>> start PROVIDED RECORDS

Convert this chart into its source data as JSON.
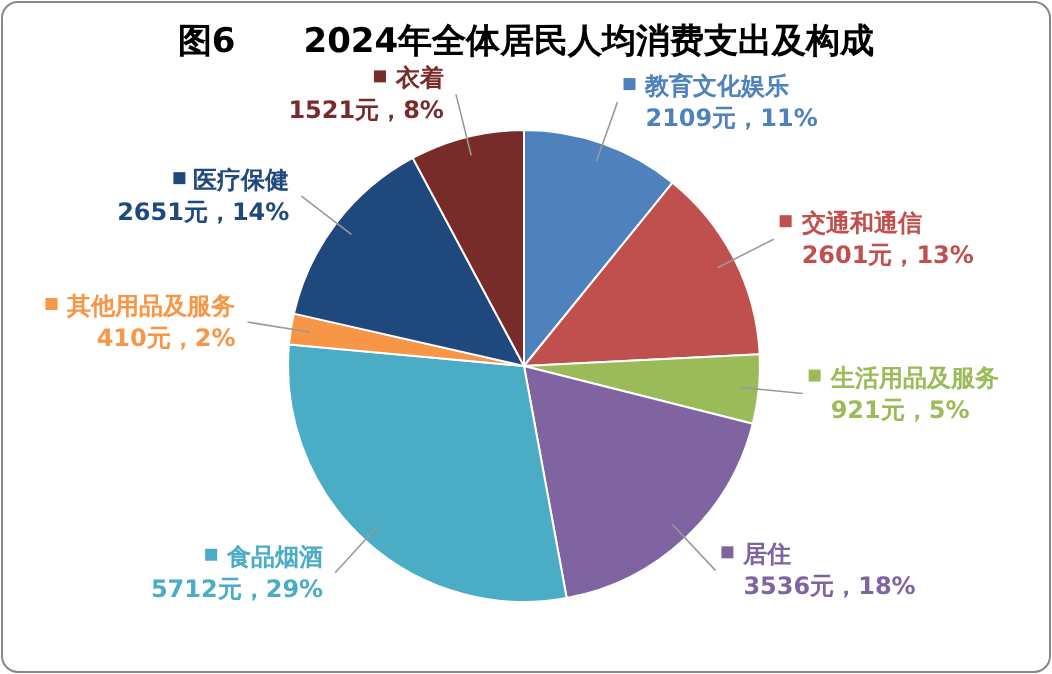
{
  "chart_data": {
    "type": "pie",
    "title": "图6　　2024年全体居民人均消费支出及构成",
    "categories": [
      "教育文化娱乐",
      "交通和通信",
      "生活用品及服务",
      "居住",
      "食品烟酒",
      "其他用品及服务",
      "医疗保健",
      "衣着"
    ],
    "values": [
      2109,
      2601,
      921,
      3536,
      5712,
      410,
      2651,
      1521
    ],
    "value_labels": [
      "2109元，11%",
      "2601元，13%",
      "921元，5%",
      "3536元，18%",
      "5712元，29%",
      "410元，2%",
      "2651元，14%",
      "1521元，8%"
    ],
    "legend": "right",
    "colors": [
      "#4f81bd",
      "#c0504d",
      "#9bbb59",
      "#8064a2",
      "#4bacc6",
      "#f79646",
      "#1f497d",
      "#772c2a"
    ]
  }
}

>> end PROVIDED RECORDS

REQUEST:
Your copy should match the records word for word, with the pictures removed.

WORKED ANSWER:
Convert this chart into its source data as JSON.
{
  "chart_data": {
    "type": "pie",
    "title": "图6　　2024年全体居民人均消费支出及构成",
    "categories": [
      "教育文化娱乐",
      "交通和通信",
      "生活用品及服务",
      "居住",
      "食品烟酒",
      "其他用品及服务",
      "医疗保健",
      "衣着"
    ],
    "values": [
      2109,
      2601,
      921,
      3536,
      5712,
      410,
      2651,
      1521
    ],
    "value_labels": [
      "2109元，11%",
      "2601元，13%",
      "921元，5%",
      "3536元，18%",
      "5712元，29%",
      "410元，2%",
      "2651元，14%",
      "1521元，8%"
    ],
    "legend": "right",
    "colors": [
      "#4f81bd",
      "#c0504d",
      "#9bbb59",
      "#8064a2",
      "#4bacc6",
      "#f79646",
      "#1f497d",
      "#772c2a"
    ]
  }
}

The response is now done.